> PROBLEM DESCRIPTION
Print out the entries below with no edits.
'''
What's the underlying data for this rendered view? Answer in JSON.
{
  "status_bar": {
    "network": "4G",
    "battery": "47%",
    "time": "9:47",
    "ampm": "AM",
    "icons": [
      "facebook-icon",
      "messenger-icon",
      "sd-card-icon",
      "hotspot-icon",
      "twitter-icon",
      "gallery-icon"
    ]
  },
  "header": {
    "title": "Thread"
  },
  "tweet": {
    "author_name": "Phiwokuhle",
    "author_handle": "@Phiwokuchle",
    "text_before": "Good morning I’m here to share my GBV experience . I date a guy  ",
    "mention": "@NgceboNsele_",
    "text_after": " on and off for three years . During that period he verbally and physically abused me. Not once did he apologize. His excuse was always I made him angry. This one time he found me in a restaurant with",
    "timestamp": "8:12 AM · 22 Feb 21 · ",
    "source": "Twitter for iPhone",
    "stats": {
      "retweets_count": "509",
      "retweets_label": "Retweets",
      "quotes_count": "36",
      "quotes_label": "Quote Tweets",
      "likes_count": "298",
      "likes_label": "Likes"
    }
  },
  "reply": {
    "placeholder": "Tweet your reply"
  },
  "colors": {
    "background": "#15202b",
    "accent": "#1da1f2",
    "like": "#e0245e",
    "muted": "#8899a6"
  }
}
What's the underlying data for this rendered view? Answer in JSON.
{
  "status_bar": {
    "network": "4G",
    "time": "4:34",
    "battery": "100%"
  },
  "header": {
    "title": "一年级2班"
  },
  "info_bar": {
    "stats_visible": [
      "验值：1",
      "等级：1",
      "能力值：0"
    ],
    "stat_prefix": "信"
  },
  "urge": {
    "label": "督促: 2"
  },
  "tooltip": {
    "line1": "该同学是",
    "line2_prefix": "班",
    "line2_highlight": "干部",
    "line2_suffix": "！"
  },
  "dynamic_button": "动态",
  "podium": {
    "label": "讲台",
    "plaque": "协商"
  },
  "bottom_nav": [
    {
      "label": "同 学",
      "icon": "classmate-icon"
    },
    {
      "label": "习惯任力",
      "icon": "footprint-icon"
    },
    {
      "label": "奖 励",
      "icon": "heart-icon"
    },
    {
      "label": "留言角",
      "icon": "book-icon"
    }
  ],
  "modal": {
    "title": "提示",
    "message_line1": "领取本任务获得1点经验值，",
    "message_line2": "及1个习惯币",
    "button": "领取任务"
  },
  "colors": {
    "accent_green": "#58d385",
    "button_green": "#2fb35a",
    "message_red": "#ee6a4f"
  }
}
'''
> RESPONSE TO THE TASK
What's the underlying data for this rendered view? Answer in JSON.
{
  "status_bar": {
    "network": "4G",
    "battery": "47%",
    "time": "9:47",
    "ampm": "AM",
    "icons": [
      "facebook-icon",
      "messenger-icon",
      "sd-card-icon",
      "hotspot-icon",
      "twitter-icon",
      "gallery-icon"
    ]
  },
  "header": {
    "title": "Thread"
  },
  "tweet": {
    "author_name": "Phiwokuhle",
    "author_handle": "@Phiwokuchle",
    "text_before": "Good morning I’m here to share my GBV experience . I date a guy  ",
    "mention": "@NgceboNsele_",
    "text_after": " on and off for three years . During that period he verbally and physically abused me. Not once did he apologize. His excuse was always I made him angry. This one time he found me in a restaurant with",
    "timestamp": "8:12 AM · 22 Feb 21 · ",
    "source": "Twitter for iPhone",
    "stats": {
      "retweets_count": "509",
      "retweets_label": "Retweets",
      "quotes_count": "36",
      "quotes_label": "Quote Tweets",
      "likes_count": "298",
      "likes_label": "Likes"
    }
  },
  "reply": {
    "placeholder": "Tweet your reply"
  },
  "colors": {
    "background": "#15202b",
    "accent": "#1da1f2",
    "like": "#e0245e",
    "muted": "#8899a6"
  }
}
What's the underlying data for this rendered view? Answer in JSON.
{
  "status_bar": {
    "network": "4G",
    "time": "4:34",
    "battery": "100%"
  },
  "header": {
    "title": "一年级2班"
  },
  "info_bar": {
    "stats_visible": [
      "验值：1",
      "等级：1",
      "能力值：0"
    ],
    "stat_prefix": "信"
  },
  "urge": {
    "label": "督促: 2"
  },
  "tooltip": {
    "line1": "该同学是",
    "line2_prefix": "班",
    "line2_highlight": "干部",
    "line2_suffix": "！"
  },
  "dynamic_button": "动态",
  "podium": {
    "label": "讲台",
    "plaque": "协商"
  },
  "bottom_nav": [
    {
      "label": "同 学",
      "icon": "classmate-icon"
    },
    {
      "label": "习惯任力",
      "icon": "footprint-icon"
    },
    {
      "label": "奖 励",
      "icon": "heart-icon"
    },
    {
      "label": "留言角",
      "icon": "book-icon"
    }
  ],
  "modal": {
    "title": "提示",
    "message_line1": "领取本任务获得1点经验值，",
    "message_line2": "及1个习惯币",
    "button": "领取任务"
  },
  "colors": {
    "accent_green": "#58d385",
    "button_green": "#2fb35a",
    "message_red": "#ee6a4f"
  }
}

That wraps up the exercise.